■ **EXERCISE DESCRIPTION**: Print all entries precisely as they are written.

# START OF STORED DATA

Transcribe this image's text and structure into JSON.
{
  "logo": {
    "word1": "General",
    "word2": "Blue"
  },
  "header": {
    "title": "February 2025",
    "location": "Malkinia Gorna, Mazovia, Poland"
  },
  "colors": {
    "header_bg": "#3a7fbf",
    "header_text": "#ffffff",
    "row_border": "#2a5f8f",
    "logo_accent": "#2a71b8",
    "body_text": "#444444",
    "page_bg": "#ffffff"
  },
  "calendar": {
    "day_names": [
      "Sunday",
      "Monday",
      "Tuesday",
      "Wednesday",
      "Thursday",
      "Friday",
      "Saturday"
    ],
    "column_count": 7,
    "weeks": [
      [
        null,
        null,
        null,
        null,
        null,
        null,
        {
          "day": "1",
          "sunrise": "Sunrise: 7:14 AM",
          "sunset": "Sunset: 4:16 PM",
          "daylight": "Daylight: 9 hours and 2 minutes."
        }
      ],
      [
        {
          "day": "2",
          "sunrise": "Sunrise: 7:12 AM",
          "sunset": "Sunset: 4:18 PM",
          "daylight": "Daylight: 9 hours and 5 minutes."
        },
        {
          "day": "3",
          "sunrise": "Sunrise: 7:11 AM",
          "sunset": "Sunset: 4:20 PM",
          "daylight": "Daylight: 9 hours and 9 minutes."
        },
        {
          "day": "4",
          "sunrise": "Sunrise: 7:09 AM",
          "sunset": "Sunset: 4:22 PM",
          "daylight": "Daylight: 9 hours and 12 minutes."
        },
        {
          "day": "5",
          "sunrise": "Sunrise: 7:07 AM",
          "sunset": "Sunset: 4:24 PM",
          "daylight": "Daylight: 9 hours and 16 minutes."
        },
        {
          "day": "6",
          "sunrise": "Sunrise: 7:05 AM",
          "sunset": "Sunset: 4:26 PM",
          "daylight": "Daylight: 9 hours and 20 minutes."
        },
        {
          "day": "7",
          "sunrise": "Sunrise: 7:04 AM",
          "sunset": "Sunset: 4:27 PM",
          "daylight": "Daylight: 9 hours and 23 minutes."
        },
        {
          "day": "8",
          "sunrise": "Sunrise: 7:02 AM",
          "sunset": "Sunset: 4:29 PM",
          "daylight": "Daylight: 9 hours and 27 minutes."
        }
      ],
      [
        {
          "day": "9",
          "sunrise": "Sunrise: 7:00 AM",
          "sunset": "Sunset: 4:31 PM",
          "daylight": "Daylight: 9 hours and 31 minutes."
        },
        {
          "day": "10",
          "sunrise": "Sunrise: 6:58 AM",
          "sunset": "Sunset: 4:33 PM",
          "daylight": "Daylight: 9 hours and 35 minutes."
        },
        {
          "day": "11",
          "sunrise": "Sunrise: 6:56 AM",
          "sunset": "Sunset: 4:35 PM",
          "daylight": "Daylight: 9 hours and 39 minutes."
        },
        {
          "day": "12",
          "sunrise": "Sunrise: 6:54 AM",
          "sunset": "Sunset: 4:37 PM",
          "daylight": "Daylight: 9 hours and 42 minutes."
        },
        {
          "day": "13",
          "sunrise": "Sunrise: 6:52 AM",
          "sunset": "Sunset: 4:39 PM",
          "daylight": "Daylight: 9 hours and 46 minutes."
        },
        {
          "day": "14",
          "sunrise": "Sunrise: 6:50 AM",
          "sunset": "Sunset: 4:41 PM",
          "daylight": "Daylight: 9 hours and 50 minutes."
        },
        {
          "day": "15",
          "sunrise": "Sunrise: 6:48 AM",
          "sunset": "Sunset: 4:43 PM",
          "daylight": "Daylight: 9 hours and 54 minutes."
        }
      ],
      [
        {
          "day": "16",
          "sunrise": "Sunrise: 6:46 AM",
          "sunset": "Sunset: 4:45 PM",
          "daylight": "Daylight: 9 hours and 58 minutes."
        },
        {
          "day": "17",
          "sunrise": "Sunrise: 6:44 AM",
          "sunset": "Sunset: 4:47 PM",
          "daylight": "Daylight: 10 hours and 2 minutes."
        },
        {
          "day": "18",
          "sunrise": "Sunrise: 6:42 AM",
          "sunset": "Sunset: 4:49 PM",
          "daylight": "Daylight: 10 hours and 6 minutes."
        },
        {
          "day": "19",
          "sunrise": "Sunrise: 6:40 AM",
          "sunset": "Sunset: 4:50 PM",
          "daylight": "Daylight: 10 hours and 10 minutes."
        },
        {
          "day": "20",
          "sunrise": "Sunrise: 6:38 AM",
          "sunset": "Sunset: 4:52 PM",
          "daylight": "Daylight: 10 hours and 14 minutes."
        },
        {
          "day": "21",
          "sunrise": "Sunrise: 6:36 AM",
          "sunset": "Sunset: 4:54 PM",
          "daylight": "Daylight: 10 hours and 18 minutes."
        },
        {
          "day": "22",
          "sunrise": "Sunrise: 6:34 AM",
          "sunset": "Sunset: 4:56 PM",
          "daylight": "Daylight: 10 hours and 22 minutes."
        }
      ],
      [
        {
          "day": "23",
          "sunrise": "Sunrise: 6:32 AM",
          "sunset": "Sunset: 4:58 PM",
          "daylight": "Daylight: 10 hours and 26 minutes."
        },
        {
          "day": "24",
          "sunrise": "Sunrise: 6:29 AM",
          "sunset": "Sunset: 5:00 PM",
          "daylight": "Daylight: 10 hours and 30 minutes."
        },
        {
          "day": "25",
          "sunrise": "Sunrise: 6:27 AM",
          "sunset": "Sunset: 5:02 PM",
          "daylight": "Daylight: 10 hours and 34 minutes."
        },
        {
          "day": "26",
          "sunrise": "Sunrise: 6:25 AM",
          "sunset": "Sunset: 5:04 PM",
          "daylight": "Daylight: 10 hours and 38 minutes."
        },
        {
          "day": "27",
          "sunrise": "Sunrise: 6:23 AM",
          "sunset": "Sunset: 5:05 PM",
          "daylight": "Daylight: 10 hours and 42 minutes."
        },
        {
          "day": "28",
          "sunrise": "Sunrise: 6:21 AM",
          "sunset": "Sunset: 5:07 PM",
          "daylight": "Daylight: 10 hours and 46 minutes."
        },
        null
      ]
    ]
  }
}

# END OF STORED DATA

■ **RESPONSE FOR THIS EXERCISE**:
Transcribe this image's text and structure into JSON.
{
  "logo": {
    "word1": "General",
    "word2": "Blue"
  },
  "header": {
    "title": "February 2025",
    "location": "Malkinia Gorna, Mazovia, Poland"
  },
  "colors": {
    "header_bg": "#3a7fbf",
    "header_text": "#ffffff",
    "row_border": "#2a5f8f",
    "logo_accent": "#2a71b8",
    "body_text": "#444444",
    "page_bg": "#ffffff"
  },
  "calendar": {
    "day_names": [
      "Sunday",
      "Monday",
      "Tuesday",
      "Wednesday",
      "Thursday",
      "Friday",
      "Saturday"
    ],
    "column_count": 7,
    "weeks": [
      [
        null,
        null,
        null,
        null,
        null,
        null,
        {
          "day": "1",
          "sunrise": "Sunrise: 7:14 AM",
          "sunset": "Sunset: 4:16 PM",
          "daylight": "Daylight: 9 hours and 2 minutes."
        }
      ],
      [
        {
          "day": "2",
          "sunrise": "Sunrise: 7:12 AM",
          "sunset": "Sunset: 4:18 PM",
          "daylight": "Daylight: 9 hours and 5 minutes."
        },
        {
          "day": "3",
          "sunrise": "Sunrise: 7:11 AM",
          "sunset": "Sunset: 4:20 PM",
          "daylight": "Daylight: 9 hours and 9 minutes."
        },
        {
          "day": "4",
          "sunrise": "Sunrise: 7:09 AM",
          "sunset": "Sunset: 4:22 PM",
          "daylight": "Daylight: 9 hours and 12 minutes."
        },
        {
          "day": "5",
          "sunrise": "Sunrise: 7:07 AM",
          "sunset": "Sunset: 4:24 PM",
          "daylight": "Daylight: 9 hours and 16 minutes."
        },
        {
          "day": "6",
          "sunrise": "Sunrise: 7:05 AM",
          "sunset": "Sunset: 4:26 PM",
          "daylight": "Daylight: 9 hours and 20 minutes."
        },
        {
          "day": "7",
          "sunrise": "Sunrise: 7:04 AM",
          "sunset": "Sunset: 4:27 PM",
          "daylight": "Daylight: 9 hours and 23 minutes."
        },
        {
          "day": "8",
          "sunrise": "Sunrise: 7:02 AM",
          "sunset": "Sunset: 4:29 PM",
          "daylight": "Daylight: 9 hours and 27 minutes."
        }
      ],
      [
        {
          "day": "9",
          "sunrise": "Sunrise: 7:00 AM",
          "sunset": "Sunset: 4:31 PM",
          "daylight": "Daylight: 9 hours and 31 minutes."
        },
        {
          "day": "10",
          "sunrise": "Sunrise: 6:58 AM",
          "sunset": "Sunset: 4:33 PM",
          "daylight": "Daylight: 9 hours and 35 minutes."
        },
        {
          "day": "11",
          "sunrise": "Sunrise: 6:56 AM",
          "sunset": "Sunset: 4:35 PM",
          "daylight": "Daylight: 9 hours and 39 minutes."
        },
        {
          "day": "12",
          "sunrise": "Sunrise: 6:54 AM",
          "sunset": "Sunset: 4:37 PM",
          "daylight": "Daylight: 9 hours and 42 minutes."
        },
        {
          "day": "13",
          "sunrise": "Sunrise: 6:52 AM",
          "sunset": "Sunset: 4:39 PM",
          "daylight": "Daylight: 9 hours and 46 minutes."
        },
        {
          "day": "14",
          "sunrise": "Sunrise: 6:50 AM",
          "sunset": "Sunset: 4:41 PM",
          "daylight": "Daylight: 9 hours and 50 minutes."
        },
        {
          "day": "15",
          "sunrise": "Sunrise: 6:48 AM",
          "sunset": "Sunset: 4:43 PM",
          "daylight": "Daylight: 9 hours and 54 minutes."
        }
      ],
      [
        {
          "day": "16",
          "sunrise": "Sunrise: 6:46 AM",
          "sunset": "Sunset: 4:45 PM",
          "daylight": "Daylight: 9 hours and 58 minutes."
        },
        {
          "day": "17",
          "sunrise": "Sunrise: 6:44 AM",
          "sunset": "Sunset: 4:47 PM",
          "daylight": "Daylight: 10 hours and 2 minutes."
        },
        {
          "day": "18",
          "sunrise": "Sunrise: 6:42 AM",
          "sunset": "Sunset: 4:49 PM",
          "daylight": "Daylight: 10 hours and 6 minutes."
        },
        {
          "day": "19",
          "sunrise": "Sunrise: 6:40 AM",
          "sunset": "Sunset: 4:50 PM",
          "daylight": "Daylight: 10 hours and 10 minutes."
        },
        {
          "day": "20",
          "sunrise": "Sunrise: 6:38 AM",
          "sunset": "Sunset: 4:52 PM",
          "daylight": "Daylight: 10 hours and 14 minutes."
        },
        {
          "day": "21",
          "sunrise": "Sunrise: 6:36 AM",
          "sunset": "Sunset: 4:54 PM",
          "daylight": "Daylight: 10 hours and 18 minutes."
        },
        {
          "day": "22",
          "sunrise": "Sunrise: 6:34 AM",
          "sunset": "Sunset: 4:56 PM",
          "daylight": "Daylight: 10 hours and 22 minutes."
        }
      ],
      [
        {
          "day": "23",
          "sunrise": "Sunrise: 6:32 AM",
          "sunset": "Sunset: 4:58 PM",
          "daylight": "Daylight: 10 hours and 26 minutes."
        },
        {
          "day": "24",
          "sunrise": "Sunrise: 6:29 AM",
          "sunset": "Sunset: 5:00 PM",
          "daylight": "Daylight: 10 hours and 30 minutes."
        },
        {
          "day": "25",
          "sunrise": "Sunrise: 6:27 AM",
          "sunset": "Sunset: 5:02 PM",
          "daylight": "Daylight: 10 hours and 34 minutes."
        },
        {
          "day": "26",
          "sunrise": "Sunrise: 6:25 AM",
          "sunset": "Sunset: 5:04 PM",
          "daylight": "Daylight: 10 hours and 38 minutes."
        },
        {
          "day": "27",
          "sunrise": "Sunrise: 6:23 AM",
          "sunset": "Sunset: 5:05 PM",
          "daylight": "Daylight: 10 hours and 42 minutes."
        },
        {
          "day": "28",
          "sunrise": "Sunrise: 6:21 AM",
          "sunset": "Sunset: 5:07 PM",
          "daylight": "Daylight: 10 hours and 46 minutes."
        },
        null
      ]
    ]
  }
}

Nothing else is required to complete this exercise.